#### Data provided

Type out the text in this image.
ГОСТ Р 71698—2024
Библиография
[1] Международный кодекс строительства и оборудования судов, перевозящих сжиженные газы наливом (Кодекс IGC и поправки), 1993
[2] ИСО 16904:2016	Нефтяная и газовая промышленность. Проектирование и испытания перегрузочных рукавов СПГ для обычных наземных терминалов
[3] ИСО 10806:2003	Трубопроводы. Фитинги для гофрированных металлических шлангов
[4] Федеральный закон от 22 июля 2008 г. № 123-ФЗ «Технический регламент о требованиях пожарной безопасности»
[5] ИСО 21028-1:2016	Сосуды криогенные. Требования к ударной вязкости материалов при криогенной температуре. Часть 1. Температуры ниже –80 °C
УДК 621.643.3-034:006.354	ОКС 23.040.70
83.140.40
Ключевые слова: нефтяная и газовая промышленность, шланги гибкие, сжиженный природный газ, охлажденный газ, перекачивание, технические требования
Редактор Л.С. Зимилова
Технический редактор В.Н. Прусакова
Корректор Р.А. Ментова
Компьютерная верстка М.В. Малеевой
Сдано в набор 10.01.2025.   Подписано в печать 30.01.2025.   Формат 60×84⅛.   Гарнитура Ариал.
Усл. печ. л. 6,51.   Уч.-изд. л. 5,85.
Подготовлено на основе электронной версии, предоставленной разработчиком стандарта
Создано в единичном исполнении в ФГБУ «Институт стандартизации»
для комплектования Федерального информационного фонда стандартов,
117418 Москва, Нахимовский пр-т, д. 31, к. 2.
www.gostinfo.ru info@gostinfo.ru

########

**Task instructions**
Exactly reproduce every line of the data above.

**Completed task**
Type out the text in this image.
ГОСТ Р 71698—2024
Библиография
[1] Международный кодекс строительства и оборудования судов, перевозящих сжиженные газы наливом (Кодекс IGC и поправки), 1993
[2] ИСО 16904:2016	Нефтяная и газовая промышленность. Проектирование и испытания перегрузочных рукавов СПГ для обычных наземных терминалов
[3] ИСО 10806:2003	Трубопроводы. Фитинги для гофрированных металлических шлангов
[4] Федеральный закон от 22 июля 2008 г. № 123-ФЗ «Технический регламент о требованиях пожарной безопасности»
[5] ИСО 21028-1:2016	Сосуды криогенные. Требования к ударной вязкости материалов при криогенной температуре. Часть 1. Температуры ниже –80 °C
УДК 621.643.3-034:006.354	ОКС 23.040.70
83.140.40
Ключевые слова: нефтяная и газовая промышленность, шланги гибкие, сжиженный природный газ, охлажденный газ, перекачивание, технические требования
Редактор Л.С. Зимилова
Технический редактор В.Н. Прусакова
Корректор Р.А. Ментова
Компьютерная верстка М.В. Малеевой
Сдано в набор 10.01.2025.   Подписано в печать 30.01.2025.   Формат 60×84⅛.   Гарнитура Ариал.
Усл. печ. л. 6,51.   Уч.-изд. л. 5,85.
Подготовлено на основе электронной версии, предоставленной разработчиком стандарта
Создано в единичном исполнении в ФГБУ «Институт стандартизации»
для комплектования Федерального информационного фонда стандартов,
117418 Москва, Нахимовский пр-т, д. 31, к. 2.
www.gostinfo.ru info@gostinfo.ru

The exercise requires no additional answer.